**Input records**
——

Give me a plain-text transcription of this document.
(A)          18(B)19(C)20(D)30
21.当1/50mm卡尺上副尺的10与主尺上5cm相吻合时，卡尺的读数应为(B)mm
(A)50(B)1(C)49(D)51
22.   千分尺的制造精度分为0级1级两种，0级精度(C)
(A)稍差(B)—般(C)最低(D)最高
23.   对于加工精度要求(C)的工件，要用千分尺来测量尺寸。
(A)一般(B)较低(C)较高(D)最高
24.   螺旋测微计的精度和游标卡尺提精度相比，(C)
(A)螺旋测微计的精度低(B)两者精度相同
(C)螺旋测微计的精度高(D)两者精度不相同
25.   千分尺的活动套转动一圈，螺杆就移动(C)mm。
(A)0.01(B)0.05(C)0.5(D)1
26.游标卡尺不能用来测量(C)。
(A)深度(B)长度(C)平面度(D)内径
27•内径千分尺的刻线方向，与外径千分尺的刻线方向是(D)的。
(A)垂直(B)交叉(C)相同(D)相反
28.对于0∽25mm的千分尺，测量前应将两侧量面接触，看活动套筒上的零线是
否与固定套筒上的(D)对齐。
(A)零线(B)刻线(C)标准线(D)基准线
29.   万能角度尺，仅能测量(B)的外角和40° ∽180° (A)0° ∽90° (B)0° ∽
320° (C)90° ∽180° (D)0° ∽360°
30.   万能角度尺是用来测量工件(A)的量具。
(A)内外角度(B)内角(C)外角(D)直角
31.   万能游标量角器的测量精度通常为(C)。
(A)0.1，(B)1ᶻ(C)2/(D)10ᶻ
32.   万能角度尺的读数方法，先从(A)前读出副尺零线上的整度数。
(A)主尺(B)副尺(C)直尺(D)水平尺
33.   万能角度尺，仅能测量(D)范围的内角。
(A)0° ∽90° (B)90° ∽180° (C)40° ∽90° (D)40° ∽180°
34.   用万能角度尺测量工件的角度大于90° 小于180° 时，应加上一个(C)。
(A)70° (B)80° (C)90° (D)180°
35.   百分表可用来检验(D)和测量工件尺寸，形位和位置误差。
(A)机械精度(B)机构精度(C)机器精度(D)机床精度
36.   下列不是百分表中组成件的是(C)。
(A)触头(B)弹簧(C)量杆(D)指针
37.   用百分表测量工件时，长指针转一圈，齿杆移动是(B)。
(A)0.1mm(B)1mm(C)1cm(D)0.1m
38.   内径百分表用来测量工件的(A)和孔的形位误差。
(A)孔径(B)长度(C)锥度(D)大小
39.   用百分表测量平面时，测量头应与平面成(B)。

——

**What is asked**
Each record must be returned exactly as it is written.

**Complete output**
Give me a plain-text transcription of this document.
(A)          18(B)19(C)20(D)30
21.当1/50mm卡尺上副尺的10与主尺上5cm相吻合时，卡尺的读数应为(B)mm
(A)50(B)1(C)49(D)51
22.   千分尺的制造精度分为0级1级两种，0级精度(C)
(A)稍差(B)—般(C)最低(D)最高
23.   对于加工精度要求(C)的工件，要用千分尺来测量尺寸。
(A)一般(B)较低(C)较高(D)最高
24.   螺旋测微计的精度和游标卡尺提精度相比，(C)
(A)螺旋测微计的精度低(B)两者精度相同
(C)螺旋测微计的精度高(D)两者精度不相同
25.   千分尺的活动套转动一圈，螺杆就移动(C)mm。
(A)0.01(B)0.05(C)0.5(D)1
26.游标卡尺不能用来测量(C)。
(A)深度(B)长度(C)平面度(D)内径
27•内径千分尺的刻线方向，与外径千分尺的刻线方向是(D)的。
(A)垂直(B)交叉(C)相同(D)相反
28.对于0∽25mm的千分尺，测量前应将两侧量面接触，看活动套筒上的零线是
否与固定套筒上的(D)对齐。
(A)零线(B)刻线(C)标准线(D)基准线
29.   万能角度尺，仅能测量(B)的外角和40° ∽180° (A)0° ∽90° (B)0° ∽
320° (C)90° ∽180° (D)0° ∽360°
30.   万能角度尺是用来测量工件(A)的量具。
(A)内外角度(B)内角(C)外角(D)直角
31.   万能游标量角器的测量精度通常为(C)。
(A)0.1，(B)1ᶻ(C)2/(D)10ᶻ
32.   万能角度尺的读数方法，先从(A)前读出副尺零线上的整度数。
(A)主尺(B)副尺(C)直尺(D)水平尺
33.   万能角度尺，仅能测量(D)范围的内角。
(A)0° ∽90° (B)90° ∽180° (C)40° ∽90° (D)40° ∽180°
34.   用万能角度尺测量工件的角度大于90° 小于180° 时，应加上一个(C)。
(A)70° (B)80° (C)90° (D)180°
35.   百分表可用来检验(D)和测量工件尺寸，形位和位置误差。
(A)机械精度(B)机构精度(C)机器精度(D)机床精度
36.   下列不是百分表中组成件的是(C)。
(A)触头(B)弹簧(C)量杆(D)指针
37.   用百分表测量工件时，长指针转一圈，齿杆移动是(B)。
(A)0.1mm(B)1mm(C)1cm(D)0.1m
38.   内径百分表用来测量工件的(A)和孔的形位误差。
(A)孔径(B)长度(C)锥度(D)大小
39.   用百分表测量平面时，测量头应与平面成(B)。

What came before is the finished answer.